[Start Exercise data]

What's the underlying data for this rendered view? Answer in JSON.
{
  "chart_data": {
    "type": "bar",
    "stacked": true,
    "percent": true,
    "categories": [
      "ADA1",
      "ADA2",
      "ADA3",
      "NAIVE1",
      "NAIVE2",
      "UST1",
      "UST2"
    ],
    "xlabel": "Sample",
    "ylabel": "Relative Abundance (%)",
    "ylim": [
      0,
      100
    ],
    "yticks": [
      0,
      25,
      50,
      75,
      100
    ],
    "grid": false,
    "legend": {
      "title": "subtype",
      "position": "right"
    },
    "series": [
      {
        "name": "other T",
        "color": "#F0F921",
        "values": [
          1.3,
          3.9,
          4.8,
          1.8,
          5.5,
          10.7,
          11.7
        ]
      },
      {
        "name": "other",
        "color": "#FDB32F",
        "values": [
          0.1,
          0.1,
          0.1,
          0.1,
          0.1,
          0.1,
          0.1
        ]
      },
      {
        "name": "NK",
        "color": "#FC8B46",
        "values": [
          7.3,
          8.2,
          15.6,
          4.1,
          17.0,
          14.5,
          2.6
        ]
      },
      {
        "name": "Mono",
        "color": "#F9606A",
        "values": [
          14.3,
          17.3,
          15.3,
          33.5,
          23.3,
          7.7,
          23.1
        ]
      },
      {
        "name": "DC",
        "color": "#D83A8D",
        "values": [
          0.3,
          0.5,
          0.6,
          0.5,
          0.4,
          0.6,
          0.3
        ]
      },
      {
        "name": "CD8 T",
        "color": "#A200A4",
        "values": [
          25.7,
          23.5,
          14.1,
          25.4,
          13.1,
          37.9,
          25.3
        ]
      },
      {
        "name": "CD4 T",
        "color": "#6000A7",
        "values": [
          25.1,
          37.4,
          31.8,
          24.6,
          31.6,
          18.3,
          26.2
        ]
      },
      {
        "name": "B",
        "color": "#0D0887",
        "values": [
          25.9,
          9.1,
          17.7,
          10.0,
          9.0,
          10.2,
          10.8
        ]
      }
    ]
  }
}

[End Exercise data]

*Problem to work on*. Write out every line of the listing that holds the word "name".

*Task response*.
        "name": "other T",
        "name": "other",
        "name": "NK",
        "name": "Mono",
        "name": "DC",
        "name": "CD8 T",
        "name": "CD4 T",
        "name": "B",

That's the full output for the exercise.